[Figure record listings]
-- START --

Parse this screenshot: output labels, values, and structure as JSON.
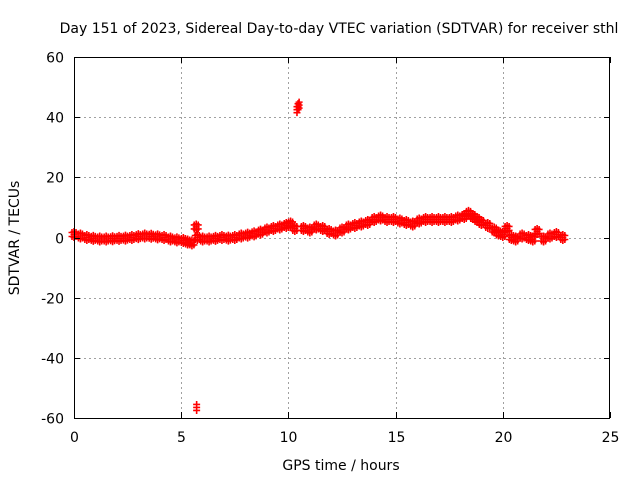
{
  "chart_data": {
    "type": "scatter",
    "title": "Day 151 of 2023, Sidereal Day-to-day VTEC variation (SDTVAR) for receiver sthl",
    "xlabel": "GPS time / hours",
    "ylabel": "SDTVAR / TECUs",
    "xlim": [
      0,
      25
    ],
    "ylim": [
      -60,
      60
    ],
    "xticks": [
      0,
      5,
      10,
      15,
      20,
      25
    ],
    "xtick_labels": [
      "0",
      "5",
      "10",
      "15",
      "20",
      "25"
    ],
    "yticks": [
      -60,
      -40,
      -20,
      0,
      20,
      40,
      60
    ],
    "ytick_labels": [
      "-60",
      "-40",
      "-20",
      "0",
      "20",
      "40",
      "60"
    ],
    "grid": true,
    "marker": "plus",
    "series": [
      {
        "name": "SDTVAR",
        "color": "#ff0000",
        "x": [
          0.0,
          0.3,
          0.6,
          0.9,
          1.2,
          1.5,
          1.8,
          2.1,
          2.4,
          2.7,
          3.0,
          3.3,
          3.6,
          3.9,
          4.2,
          4.5,
          4.8,
          5.1,
          5.3,
          5.5,
          5.7,
          5.72,
          5.75,
          6.0,
          6.3,
          6.6,
          6.9,
          7.2,
          7.5,
          7.8,
          8.1,
          8.4,
          8.7,
          9.0,
          9.3,
          9.6,
          9.9,
          10.1,
          10.3,
          10.4,
          10.45,
          10.5,
          10.7,
          11.0,
          11.3,
          11.6,
          11.9,
          12.2,
          12.5,
          12.8,
          13.1,
          13.4,
          13.7,
          14.0,
          14.3,
          14.6,
          14.9,
          15.2,
          15.5,
          15.8,
          16.1,
          16.4,
          16.7,
          17.0,
          17.3,
          17.6,
          17.9,
          18.2,
          18.4,
          18.6,
          18.8,
          19.0,
          19.3,
          19.6,
          19.8,
          20.0,
          20.2,
          20.4,
          20.6,
          20.9,
          21.2,
          21.4,
          21.6,
          21.9,
          22.2,
          22.5,
          22.8
        ],
        "y": [
          1.0,
          0.5,
          0.0,
          -0.3,
          -0.5,
          -0.5,
          -0.4,
          -0.3,
          -0.2,
          0.0,
          0.3,
          0.5,
          0.4,
          0.2,
          0.0,
          -0.5,
          -0.8,
          -1.0,
          -1.5,
          -1.8,
          3.5,
          -56.5,
          0.0,
          -0.5,
          -0.5,
          -0.3,
          0.0,
          -0.2,
          0.0,
          0.5,
          0.8,
          1.2,
          1.8,
          2.5,
          3.0,
          3.5,
          4.0,
          4.5,
          3.0,
          42.5,
          43.5,
          44.0,
          3.0,
          2.5,
          3.5,
          3.0,
          2.0,
          1.5,
          2.5,
          3.5,
          4.0,
          4.5,
          5.0,
          6.0,
          6.5,
          6.0,
          6.0,
          5.5,
          5.0,
          4.5,
          5.5,
          6.0,
          6.0,
          6.0,
          6.0,
          6.0,
          6.5,
          7.0,
          8.0,
          7.0,
          6.0,
          5.0,
          4.0,
          2.5,
          1.5,
          1.0,
          3.0,
          0.0,
          -0.5,
          0.5,
          0.0,
          -0.5,
          2.0,
          -0.5,
          0.5,
          1.0,
          0.0
        ]
      }
    ]
  }
}
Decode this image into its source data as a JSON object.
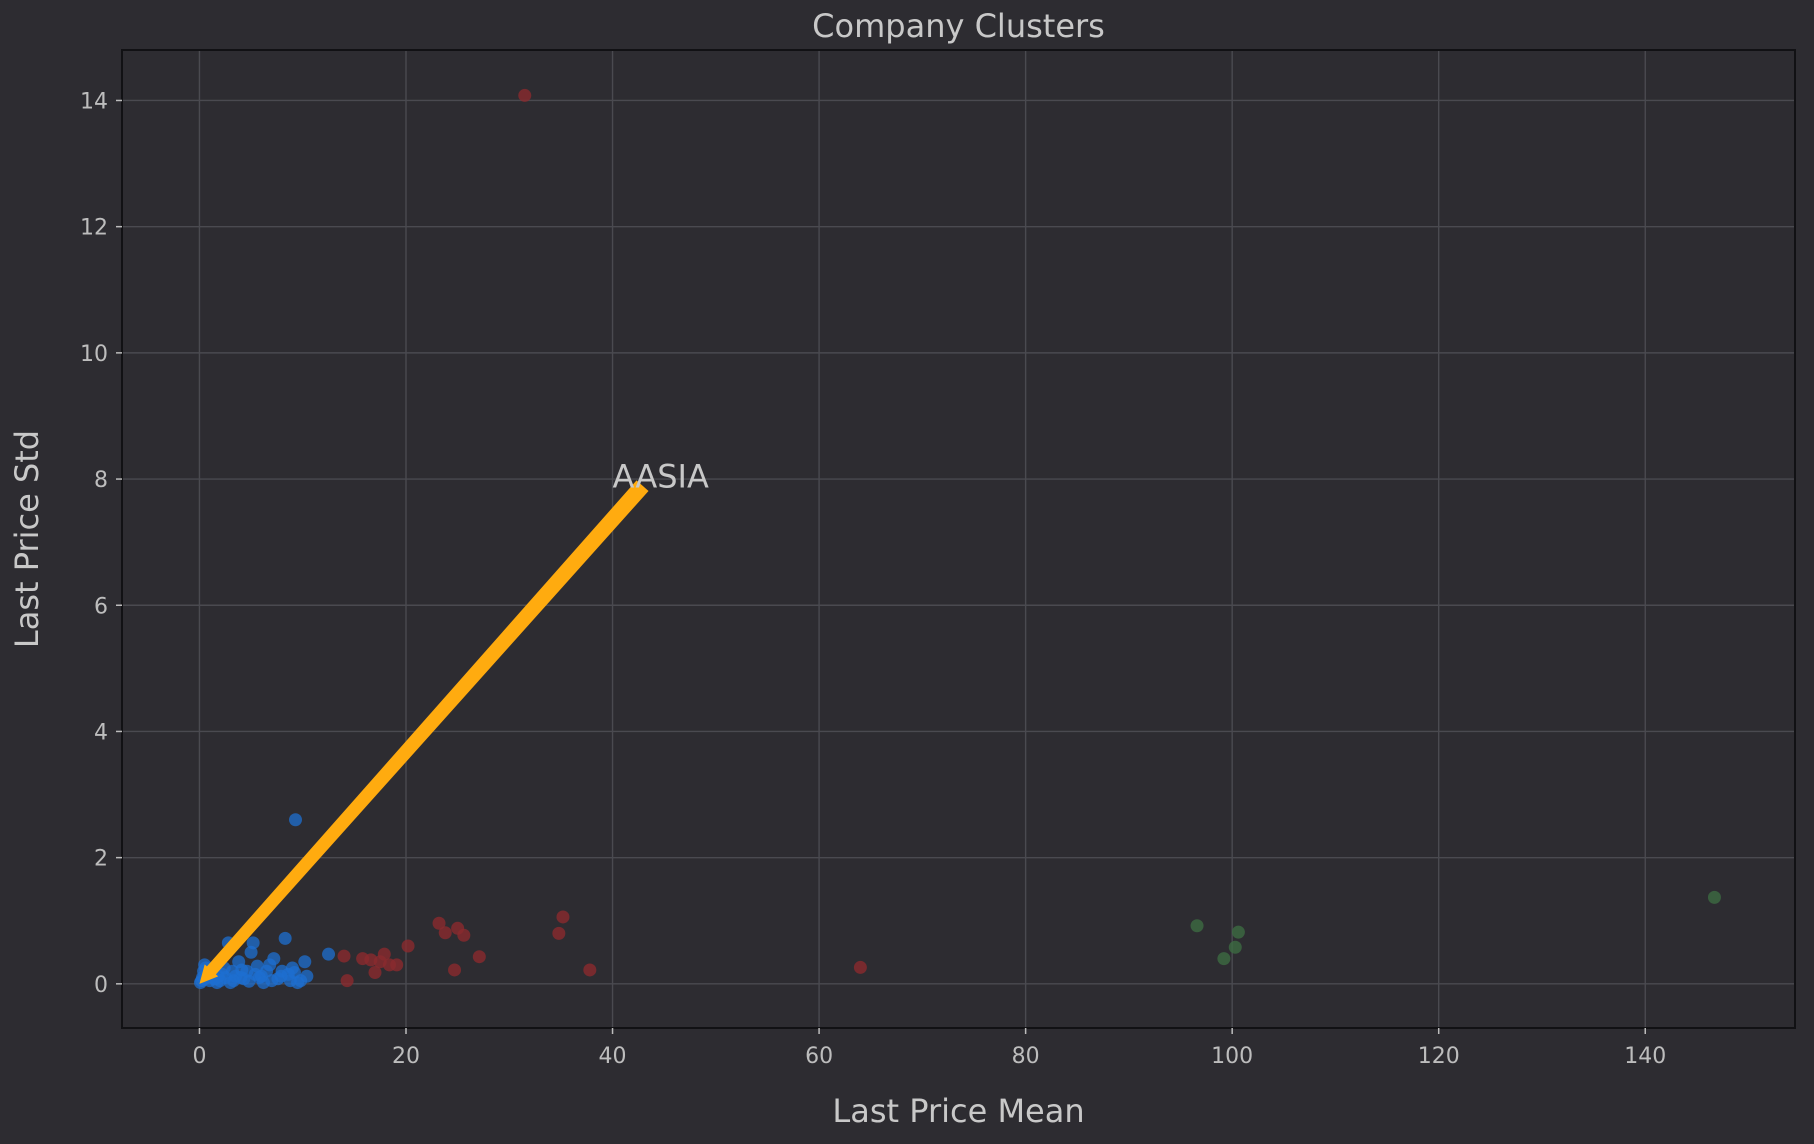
{
  "chart_data": {
    "type": "scatter",
    "title": "Company Clusters",
    "xlabel": "Last Price Mean",
    "ylabel": "Last Price Std",
    "xlim": [
      -7.5,
      154.5
    ],
    "ylim": [
      -0.7,
      14.8
    ],
    "xticks": [
      0,
      20,
      40,
      60,
      80,
      100,
      120,
      140
    ],
    "yticks": [
      0,
      2,
      4,
      6,
      8,
      10,
      12,
      14
    ],
    "grid": true,
    "background": "#2d2c31",
    "plot_background": "#2d2c31",
    "series": [
      {
        "color": "#1e6fd0",
        "points": [
          [
            0.1,
            0.02
          ],
          [
            0.2,
            0.05
          ],
          [
            0.3,
            0.1
          ],
          [
            0.4,
            0.2
          ],
          [
            0.5,
            0.3
          ],
          [
            0.6,
            0.25
          ],
          [
            0.8,
            0.15
          ],
          [
            1.0,
            0.05
          ],
          [
            1.2,
            0.1
          ],
          [
            1.5,
            0.08
          ],
          [
            1.8,
            0.12
          ],
          [
            2.0,
            0.05
          ],
          [
            2.2,
            0.15
          ],
          [
            2.5,
            0.1
          ],
          [
            2.8,
            0.65
          ],
          [
            3.0,
            0.02
          ],
          [
            3.2,
            0.2
          ],
          [
            3.5,
            0.12
          ],
          [
            3.8,
            0.35
          ],
          [
            4.0,
            0.1
          ],
          [
            4.3,
            0.08
          ],
          [
            4.6,
            0.2
          ],
          [
            5.0,
            0.5
          ],
          [
            5.2,
            0.65
          ],
          [
            5.4,
            0.15
          ],
          [
            5.8,
            0.1
          ],
          [
            6.2,
            0.02
          ],
          [
            6.5,
            0.2
          ],
          [
            6.8,
            0.3
          ],
          [
            7.2,
            0.4
          ],
          [
            7.6,
            0.08
          ],
          [
            8.0,
            0.2
          ],
          [
            8.3,
            0.72
          ],
          [
            8.6,
            0.15
          ],
          [
            9.0,
            0.25
          ],
          [
            9.3,
            2.6
          ],
          [
            9.5,
            0.02
          ],
          [
            9.8,
            0.05
          ],
          [
            10.2,
            0.35
          ],
          [
            10.4,
            0.12
          ],
          [
            12.5,
            0.47
          ],
          [
            0.5,
            0.08
          ],
          [
            1.1,
            0.2
          ],
          [
            1.7,
            0.02
          ],
          [
            2.4,
            0.25
          ],
          [
            3.3,
            0.05
          ],
          [
            4.1,
            0.22
          ],
          [
            4.8,
            0.04
          ],
          [
            5.6,
            0.28
          ],
          [
            6.0,
            0.12
          ],
          [
            7.0,
            0.05
          ],
          [
            7.9,
            0.12
          ],
          [
            8.8,
            0.05
          ],
          [
            9.2,
            0.18
          ]
        ]
      },
      {
        "color": "#8a2a2e",
        "points": [
          [
            31.5,
            14.08
          ],
          [
            14.0,
            0.44
          ],
          [
            14.3,
            0.05
          ],
          [
            15.8,
            0.4
          ],
          [
            16.6,
            0.38
          ],
          [
            17.0,
            0.18
          ],
          [
            17.5,
            0.35
          ],
          [
            17.9,
            0.47
          ],
          [
            18.4,
            0.3
          ],
          [
            19.1,
            0.3
          ],
          [
            20.2,
            0.6
          ],
          [
            23.2,
            0.96
          ],
          [
            23.8,
            0.81
          ],
          [
            24.7,
            0.22
          ],
          [
            25.0,
            0.88
          ],
          [
            25.6,
            0.77
          ],
          [
            27.1,
            0.43
          ],
          [
            34.8,
            0.8
          ],
          [
            35.2,
            1.06
          ],
          [
            37.8,
            0.22
          ],
          [
            64.0,
            0.26
          ]
        ]
      },
      {
        "color": "#3c6b42",
        "points": [
          [
            96.6,
            0.92
          ],
          [
            99.2,
            0.4
          ],
          [
            100.3,
            0.58
          ],
          [
            100.6,
            0.82
          ],
          [
            146.7,
            1.37
          ]
        ]
      }
    ],
    "annotations": [
      {
        "text": "AASIA",
        "text_xy": [
          40.0,
          7.8
        ],
        "point_xy": [
          0.0,
          0.0
        ],
        "arrow_color": "#ffab0f"
      }
    ]
  }
}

-- END --

EXERCISE PROMPT: Omit the pictures, and quote the material above exactly as given.

WRITTEN RESPONSE:
Parse this screenshot: output labels, values, and structure as JSON.
{
  "chart_data": {
    "type": "scatter",
    "title": "Day 151 of 2023, Sidereal Day-to-day VTEC variation (SDTVAR) for receiver sthl",
    "xlabel": "GPS time / hours",
    "ylabel": "SDTVAR / TECUs",
    "xlim": [
      0,
      25
    ],
    "ylim": [
      -60,
      60
    ],
    "xticks": [
      0,
      5,
      10,
      15,
      20,
      25
    ],
    "xtick_labels": [
      "0",
      "5",
      "10",
      "15",
      "20",
      "25"
    ],
    "yticks": [
      -60,
      -40,
      -20,
      0,
      20,
      40,
      60
    ],
    "ytick_labels": [
      "-60",
      "-40",
      "-20",
      "0",
      "20",
      "40",
      "60"
    ],
    "grid": true,
    "marker": "plus",
    "series": [
      {
        "name": "SDTVAR",
        "color": "#ff0000",
        "x": [
          0.0,
          0.3,
          0.6,
          0.9,
          1.2,
          1.5,
          1.8,
          2.1,
          2.4,
          2.7,
          3.0,
          3.3,
          3.6,
          3.9,
          4.2,
          4.5,
          4.8,
          5.1,
          5.3,
          5.5,
          5.7,
          5.72,
          5.75,
          6.0,
          6.3,
          6.6,
          6.9,
          7.2,
          7.5,
          7.8,
          8.1,
          8.4,
          8.7,
          9.0,
          9.3,
          9.6,
          9.9,
          10.1,
          10.3,
          10.4,
          10.45,
          10.5,
          10.7,
          11.0,
          11.3,
          11.6,
          11.9,
          12.2,
          12.5,
          12.8,
          13.1,
          13.4,
          13.7,
          14.0,
          14.3,
          14.6,
          14.9,
          15.2,
          15.5,
          15.8,
          16.1,
          16.4,
          16.7,
          17.0,
          17.3,
          17.6,
          17.9,
          18.2,
          18.4,
          18.6,
          18.8,
          19.0,
          19.3,
          19.6,
          19.8,
          20.0,
          20.2,
          20.4,
          20.6,
          20.9,
          21.2,
          21.4,
          21.6,
          21.9,
          22.2,
          22.5,
          22.8
        ],
        "y": [
          1.0,
          0.5,
          0.0,
          -0.3,
          -0.5,
          -0.5,
          -0.4,
          -0.3,
          -0.2,
          0.0,
          0.3,
          0.5,
          0.4,
          0.2,
          0.0,
          -0.5,
          -0.8,
          -1.0,
          -1.5,
          -1.8,
          3.5,
          -56.5,
          0.0,
          -0.5,
          -0.5,
          -0.3,
          0.0,
          -0.2,
          0.0,
          0.5,
          0.8,
          1.2,
          1.8,
          2.5,
          3.0,
          3.5,
          4.0,
          4.5,
          3.0,
          42.5,
          43.5,
          44.0,
          3.0,
          2.5,
          3.5,
          3.0,
          2.0,
          1.5,
          2.5,
          3.5,
          4.0,
          4.5,
          5.0,
          6.0,
          6.5,
          6.0,
          6.0,
          5.5,
          5.0,
          4.5,
          5.5,
          6.0,
          6.0,
          6.0,
          6.0,
          6.0,
          6.5,
          7.0,
          8.0,
          7.0,
          6.0,
          5.0,
          4.0,
          2.5,
          1.5,
          1.0,
          3.0,
          0.0,
          -0.5,
          0.5,
          0.0,
          -0.5,
          2.0,
          -0.5,
          0.5,
          1.0,
          0.0
        ]
      }
    ]
  }
}
Decode this image into its source data as a JSON object.
{
  "chart_data": {
    "type": "scatter",
    "title": "Company Clusters",
    "xlabel": "Last Price Mean",
    "ylabel": "Last Price Std",
    "xlim": [
      -7.5,
      154.5
    ],
    "ylim": [
      -0.7,
      14.8
    ],
    "xticks": [
      0,
      20,
      40,
      60,
      80,
      100,
      120,
      140
    ],
    "yticks": [
      0,
      2,
      4,
      6,
      8,
      10,
      12,
      14
    ],
    "grid": true,
    "background": "#2d2c31",
    "plot_background": "#2d2c31",
    "series": [
      {
        "color": "#1e6fd0",
        "points": [
          [
            0.1,
            0.02
          ],
          [
            0.2,
            0.05
          ],
          [
            0.3,
            0.1
          ],
          [
            0.4,
            0.2
          ],
          [
            0.5,
            0.3
          ],
          [
            0.6,
            0.25
          ],
          [
            0.8,
            0.15
          ],
          [
            1.0,
            0.05
          ],
          [
            1.2,
            0.1
          ],
          [
            1.5,
            0.08
          ],
          [
            1.8,
            0.12
          ],
          [
            2.0,
            0.05
          ],
          [
            2.2,
            0.15
          ],
          [
            2.5,
            0.1
          ],
          [
            2.8,
            0.65
          ],
          [
            3.0,
            0.02
          ],
          [
            3.2,
            0.2
          ],
          [
            3.5,
            0.12
          ],
          [
            3.8,
            0.35
          ],
          [
            4.0,
            0.1
          ],
          [
            4.3,
            0.08
          ],
          [
            4.6,
            0.2
          ],
          [
            5.0,
            0.5
          ],
          [
            5.2,
            0.65
          ],
          [
            5.4,
            0.15
          ],
          [
            5.8,
            0.1
          ],
          [
            6.2,
            0.02
          ],
          [
            6.5,
            0.2
          ],
          [
            6.8,
            0.3
          ],
          [
            7.2,
            0.4
          ],
          [
            7.6,
            0.08
          ],
          [
            8.0,
            0.2
          ],
          [
            8.3,
            0.72
          ],
          [
            8.6,
            0.15
          ],
          [
            9.0,
            0.25
          ],
          [
            9.3,
            2.6
          ],
          [
            9.5,
            0.02
          ],
          [
            9.8,
            0.05
          ],
          [
            10.2,
            0.35
          ],
          [
            10.4,
            0.12
          ],
          [
            12.5,
            0.47
          ],
          [
            0.5,
            0.08
          ],
          [
            1.1,
            0.2
          ],
          [
            1.7,
            0.02
          ],
          [
            2.4,
            0.25
          ],
          [
            3.3,
            0.05
          ],
          [
            4.1,
            0.22
          ],
          [
            4.8,
            0.04
          ],
          [
            5.6,
            0.28
          ],
          [
            6.0,
            0.12
          ],
          [
            7.0,
            0.05
          ],
          [
            7.9,
            0.12
          ],
          [
            8.8,
            0.05
          ],
          [
            9.2,
            0.18
          ]
        ]
      },
      {
        "color": "#8a2a2e",
        "points": [
          [
            31.5,
            14.08
          ],
          [
            14.0,
            0.44
          ],
          [
            14.3,
            0.05
          ],
          [
            15.8,
            0.4
          ],
          [
            16.6,
            0.38
          ],
          [
            17.0,
            0.18
          ],
          [
            17.5,
            0.35
          ],
          [
            17.9,
            0.47
          ],
          [
            18.4,
            0.3
          ],
          [
            19.1,
            0.3
          ],
          [
            20.2,
            0.6
          ],
          [
            23.2,
            0.96
          ],
          [
            23.8,
            0.81
          ],
          [
            24.7,
            0.22
          ],
          [
            25.0,
            0.88
          ],
          [
            25.6,
            0.77
          ],
          [
            27.1,
            0.43
          ],
          [
            34.8,
            0.8
          ],
          [
            35.2,
            1.06
          ],
          [
            37.8,
            0.22
          ],
          [
            64.0,
            0.26
          ]
        ]
      },
      {
        "color": "#3c6b42",
        "points": [
          [
            96.6,
            0.92
          ],
          [
            99.2,
            0.4
          ],
          [
            100.3,
            0.58
          ],
          [
            100.6,
            0.82
          ],
          [
            146.7,
            1.37
          ]
        ]
      }
    ],
    "annotations": [
      {
        "text": "AASIA",
        "text_xy": [
          40.0,
          7.8
        ],
        "point_xy": [
          0.0,
          0.0
        ],
        "arrow_color": "#ffab0f"
      }
    ]
  }
}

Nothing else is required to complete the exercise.